▶ **GIVEN TASK**: Quote, verbatim, all material below, without pictures.

▶ **MATERIAL FOR THIS EXERCISE**:
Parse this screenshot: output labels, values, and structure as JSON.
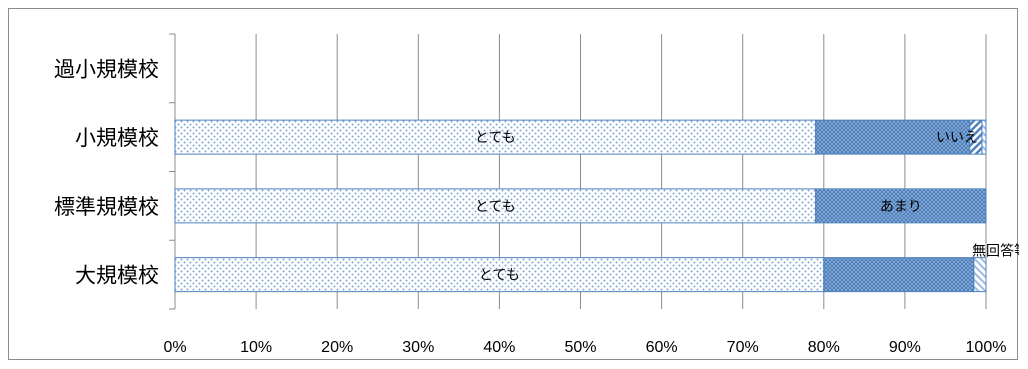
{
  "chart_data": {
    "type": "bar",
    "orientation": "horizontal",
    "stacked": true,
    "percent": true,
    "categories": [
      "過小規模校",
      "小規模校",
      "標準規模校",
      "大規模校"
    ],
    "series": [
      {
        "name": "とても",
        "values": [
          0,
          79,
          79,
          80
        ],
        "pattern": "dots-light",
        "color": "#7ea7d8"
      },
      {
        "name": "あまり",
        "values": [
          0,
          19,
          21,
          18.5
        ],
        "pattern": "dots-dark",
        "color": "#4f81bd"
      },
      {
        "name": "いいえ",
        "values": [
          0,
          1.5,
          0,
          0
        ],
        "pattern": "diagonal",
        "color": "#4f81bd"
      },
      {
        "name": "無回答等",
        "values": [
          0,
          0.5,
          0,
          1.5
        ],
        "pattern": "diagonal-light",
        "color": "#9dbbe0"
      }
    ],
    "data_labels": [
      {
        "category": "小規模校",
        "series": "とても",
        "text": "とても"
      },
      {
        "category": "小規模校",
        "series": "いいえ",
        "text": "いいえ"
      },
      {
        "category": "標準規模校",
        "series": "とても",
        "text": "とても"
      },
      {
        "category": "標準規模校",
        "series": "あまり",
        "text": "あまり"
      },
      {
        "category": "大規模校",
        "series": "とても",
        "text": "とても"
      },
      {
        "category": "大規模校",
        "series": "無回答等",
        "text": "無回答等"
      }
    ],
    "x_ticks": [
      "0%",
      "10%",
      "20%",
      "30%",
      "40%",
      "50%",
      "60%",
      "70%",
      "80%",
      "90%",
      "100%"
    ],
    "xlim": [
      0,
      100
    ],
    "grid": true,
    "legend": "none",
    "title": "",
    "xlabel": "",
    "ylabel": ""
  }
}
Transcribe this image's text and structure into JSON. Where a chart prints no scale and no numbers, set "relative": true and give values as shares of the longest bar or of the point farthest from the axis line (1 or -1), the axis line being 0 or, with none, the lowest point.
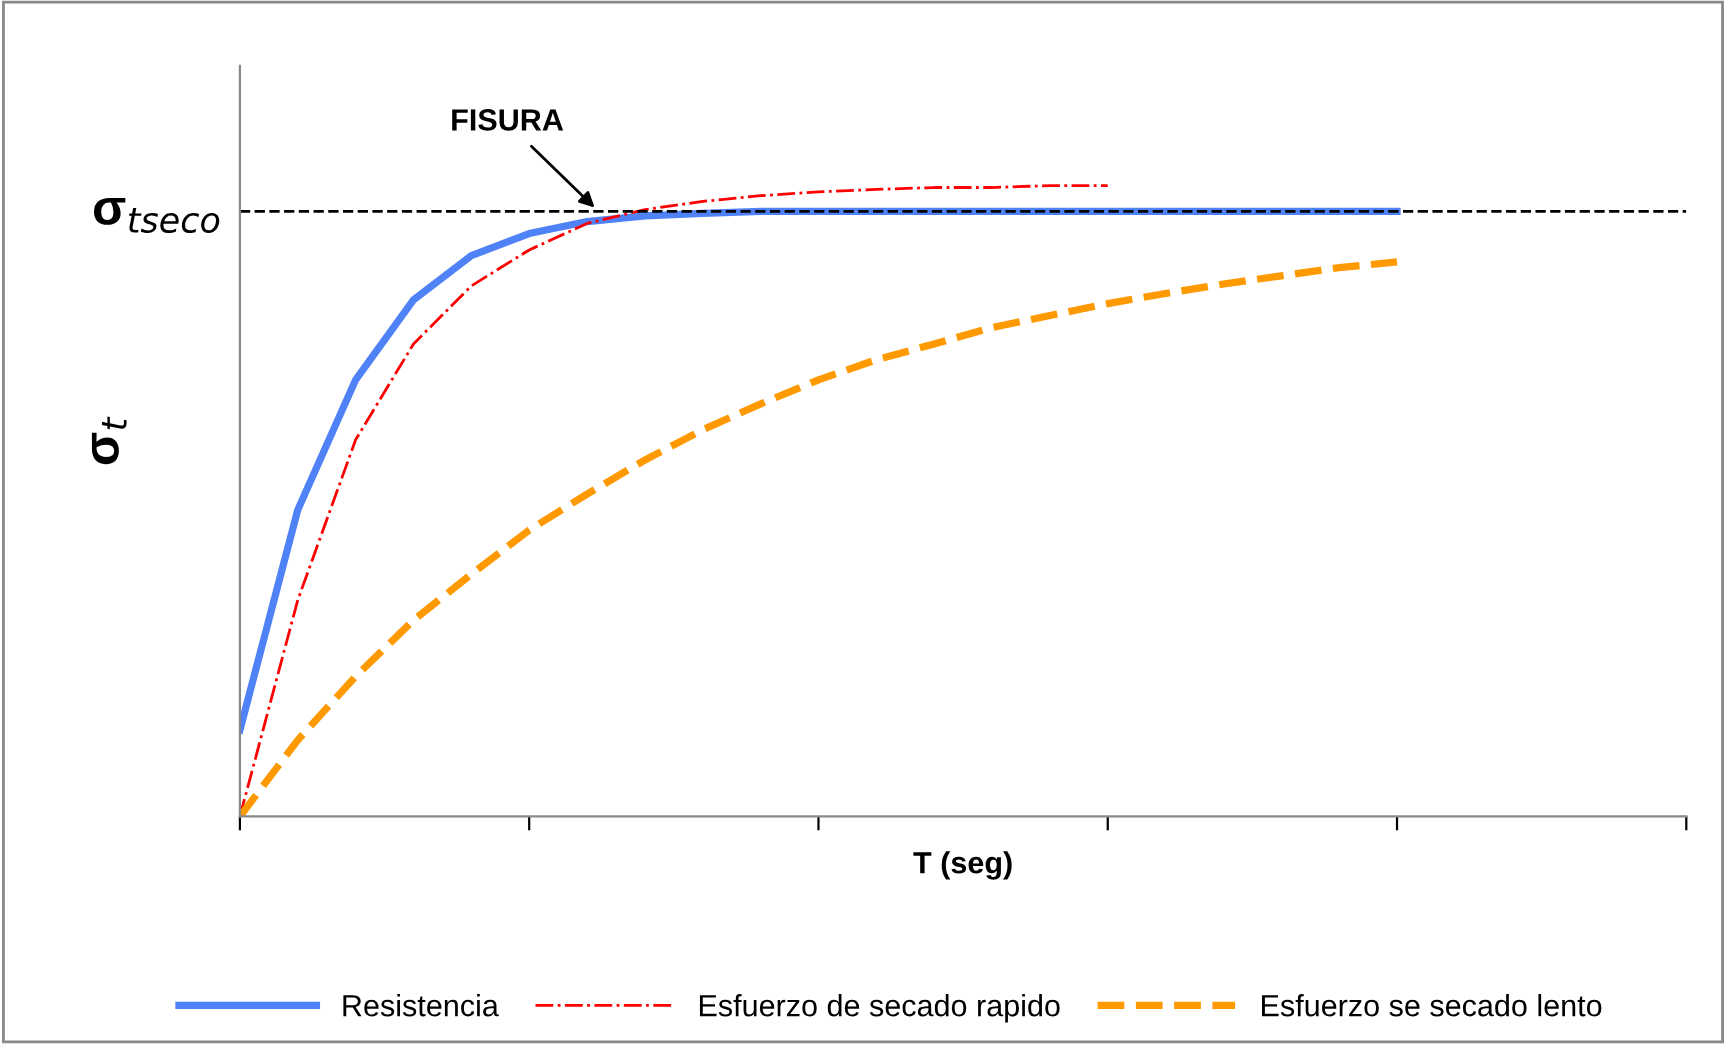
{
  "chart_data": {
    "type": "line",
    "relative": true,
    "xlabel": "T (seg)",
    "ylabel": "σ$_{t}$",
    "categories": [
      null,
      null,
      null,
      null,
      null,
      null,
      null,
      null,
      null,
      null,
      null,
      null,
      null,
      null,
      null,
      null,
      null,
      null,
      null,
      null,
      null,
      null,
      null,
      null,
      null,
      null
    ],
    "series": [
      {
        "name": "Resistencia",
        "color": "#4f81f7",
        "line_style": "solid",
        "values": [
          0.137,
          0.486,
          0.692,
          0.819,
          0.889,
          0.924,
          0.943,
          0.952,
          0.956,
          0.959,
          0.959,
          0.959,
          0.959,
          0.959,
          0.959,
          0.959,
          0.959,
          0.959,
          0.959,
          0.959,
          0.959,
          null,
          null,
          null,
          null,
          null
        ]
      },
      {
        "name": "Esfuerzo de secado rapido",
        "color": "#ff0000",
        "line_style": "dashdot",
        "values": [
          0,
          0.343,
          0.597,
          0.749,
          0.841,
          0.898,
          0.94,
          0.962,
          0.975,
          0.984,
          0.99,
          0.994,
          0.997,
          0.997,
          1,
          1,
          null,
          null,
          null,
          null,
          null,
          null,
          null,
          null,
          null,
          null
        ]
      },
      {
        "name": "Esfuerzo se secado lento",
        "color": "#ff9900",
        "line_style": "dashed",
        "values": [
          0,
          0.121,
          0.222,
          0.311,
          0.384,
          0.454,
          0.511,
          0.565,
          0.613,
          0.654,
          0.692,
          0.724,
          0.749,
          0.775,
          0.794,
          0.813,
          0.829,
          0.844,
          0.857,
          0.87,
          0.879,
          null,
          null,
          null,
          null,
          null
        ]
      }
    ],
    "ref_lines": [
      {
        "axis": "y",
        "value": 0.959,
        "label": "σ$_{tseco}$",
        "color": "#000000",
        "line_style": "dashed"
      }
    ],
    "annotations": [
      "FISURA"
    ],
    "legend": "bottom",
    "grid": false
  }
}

▶ **REPLY TO THE TASK**:
Parse this screenshot: output labels, values, and structure as JSON.
{
  "chart_data": {
    "type": "bar",
    "orientation": "horizontal",
    "stacked": true,
    "percent": true,
    "categories": [
      "過小規模校",
      "小規模校",
      "標準規模校",
      "大規模校"
    ],
    "series": [
      {
        "name": "とても",
        "values": [
          0,
          79,
          79,
          80
        ],
        "pattern": "dots-light",
        "color": "#7ea7d8"
      },
      {
        "name": "あまり",
        "values": [
          0,
          19,
          21,
          18.5
        ],
        "pattern": "dots-dark",
        "color": "#4f81bd"
      },
      {
        "name": "いいえ",
        "values": [
          0,
          1.5,
          0,
          0
        ],
        "pattern": "diagonal",
        "color": "#4f81bd"
      },
      {
        "name": "無回答等",
        "values": [
          0,
          0.5,
          0,
          1.5
        ],
        "pattern": "diagonal-light",
        "color": "#9dbbe0"
      }
    ],
    "data_labels": [
      {
        "category": "小規模校",
        "series": "とても",
        "text": "とても"
      },
      {
        "category": "小規模校",
        "series": "いいえ",
        "text": "いいえ"
      },
      {
        "category": "標準規模校",
        "series": "とても",
        "text": "とても"
      },
      {
        "category": "標準規模校",
        "series": "あまり",
        "text": "あまり"
      },
      {
        "category": "大規模校",
        "series": "とても",
        "text": "とても"
      },
      {
        "category": "大規模校",
        "series": "無回答等",
        "text": "無回答等"
      }
    ],
    "x_ticks": [
      "0%",
      "10%",
      "20%",
      "30%",
      "40%",
      "50%",
      "60%",
      "70%",
      "80%",
      "90%",
      "100%"
    ],
    "xlim": [
      0,
      100
    ],
    "grid": true,
    "legend": "none",
    "title": "",
    "xlabel": "",
    "ylabel": ""
  }
}
Transcribe this image's text and structure into JSON. Where a chart prints no scale and no numbers, set "relative": true and give values as shares of the longest bar or of the point farthest from the axis line (1 or -1), the axis line being 0 or, with none, the lowest point.
{
  "chart_data": {
    "type": "line",
    "relative": true,
    "xlabel": "T (seg)",
    "ylabel": "σ$_{t}$",
    "categories": [
      null,
      null,
      null,
      null,
      null,
      null,
      null,
      null,
      null,
      null,
      null,
      null,
      null,
      null,
      null,
      null,
      null,
      null,
      null,
      null,
      null,
      null,
      null,
      null,
      null,
      null
    ],
    "series": [
      {
        "name": "Resistencia",
        "color": "#4f81f7",
        "line_style": "solid",
        "values": [
          0.137,
          0.486,
          0.692,
          0.819,
          0.889,
          0.924,
          0.943,
          0.952,
          0.956,
          0.959,
          0.959,
          0.959,
          0.959,
          0.959,
          0.959,
          0.959,
          0.959,
          0.959,
          0.959,
          0.959,
          0.959,
          null,
          null,
          null,
          null,
          null
        ]
      },
      {
        "name": "Esfuerzo de secado rapido",
        "color": "#ff0000",
        "line_style": "dashdot",
        "values": [
          0,
          0.343,
          0.597,
          0.749,
          0.841,
          0.898,
          0.94,
          0.962,
          0.975,
          0.984,
          0.99,
          0.994,
          0.997,
          0.997,
          1,
          1,
          null,
          null,
          null,
          null,
          null,
          null,
          null,
          null,
          null,
          null
        ]
      },
      {
        "name": "Esfuerzo se secado lento",
        "color": "#ff9900",
        "line_style": "dashed",
        "values": [
          0,
          0.121,
          0.222,
          0.311,
          0.384,
          0.454,
          0.511,
          0.565,
          0.613,
          0.654,
          0.692,
          0.724,
          0.749,
          0.775,
          0.794,
          0.813,
          0.829,
          0.844,
          0.857,
          0.87,
          0.879,
          null,
          null,
          null,
          null,
          null
        ]
      }
    ],
    "ref_lines": [
      {
        "axis": "y",
        "value": 0.959,
        "label": "σ$_{tseco}$",
        "color": "#000000",
        "line_style": "dashed"
      }
    ],
    "annotations": [
      "FISURA"
    ],
    "legend": "bottom",
    "grid": false
  }
}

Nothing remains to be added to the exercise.